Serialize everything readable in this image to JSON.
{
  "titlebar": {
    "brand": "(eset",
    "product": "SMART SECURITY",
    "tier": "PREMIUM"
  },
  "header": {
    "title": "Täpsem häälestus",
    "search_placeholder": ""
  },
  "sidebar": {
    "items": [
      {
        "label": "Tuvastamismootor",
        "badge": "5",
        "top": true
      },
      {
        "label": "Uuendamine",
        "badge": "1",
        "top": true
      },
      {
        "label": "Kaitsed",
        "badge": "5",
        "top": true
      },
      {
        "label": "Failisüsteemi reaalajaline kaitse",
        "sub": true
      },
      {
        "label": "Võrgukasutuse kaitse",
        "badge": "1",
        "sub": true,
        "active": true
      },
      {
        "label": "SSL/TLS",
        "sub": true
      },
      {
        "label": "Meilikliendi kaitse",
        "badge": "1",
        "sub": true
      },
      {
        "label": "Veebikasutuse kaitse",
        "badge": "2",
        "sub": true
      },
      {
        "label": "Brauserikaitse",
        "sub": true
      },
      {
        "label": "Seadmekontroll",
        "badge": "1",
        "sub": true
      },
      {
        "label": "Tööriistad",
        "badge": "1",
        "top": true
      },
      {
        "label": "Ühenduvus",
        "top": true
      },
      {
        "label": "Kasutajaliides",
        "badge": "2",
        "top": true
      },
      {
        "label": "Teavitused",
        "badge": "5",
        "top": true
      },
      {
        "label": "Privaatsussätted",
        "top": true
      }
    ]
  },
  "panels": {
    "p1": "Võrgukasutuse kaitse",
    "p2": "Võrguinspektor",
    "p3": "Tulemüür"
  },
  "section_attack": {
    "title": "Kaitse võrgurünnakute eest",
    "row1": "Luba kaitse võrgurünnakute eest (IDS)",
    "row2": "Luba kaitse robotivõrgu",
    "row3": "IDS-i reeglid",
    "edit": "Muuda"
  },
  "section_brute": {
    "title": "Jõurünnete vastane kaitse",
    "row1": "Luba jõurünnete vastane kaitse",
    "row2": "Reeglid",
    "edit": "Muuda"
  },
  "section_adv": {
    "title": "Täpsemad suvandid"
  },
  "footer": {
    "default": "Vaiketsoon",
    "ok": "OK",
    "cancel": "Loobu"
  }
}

▶ _CHALLENGE_: Only a number is wanted: how many lines contain the word "vastane"?

▶ _THE RESULT_: 2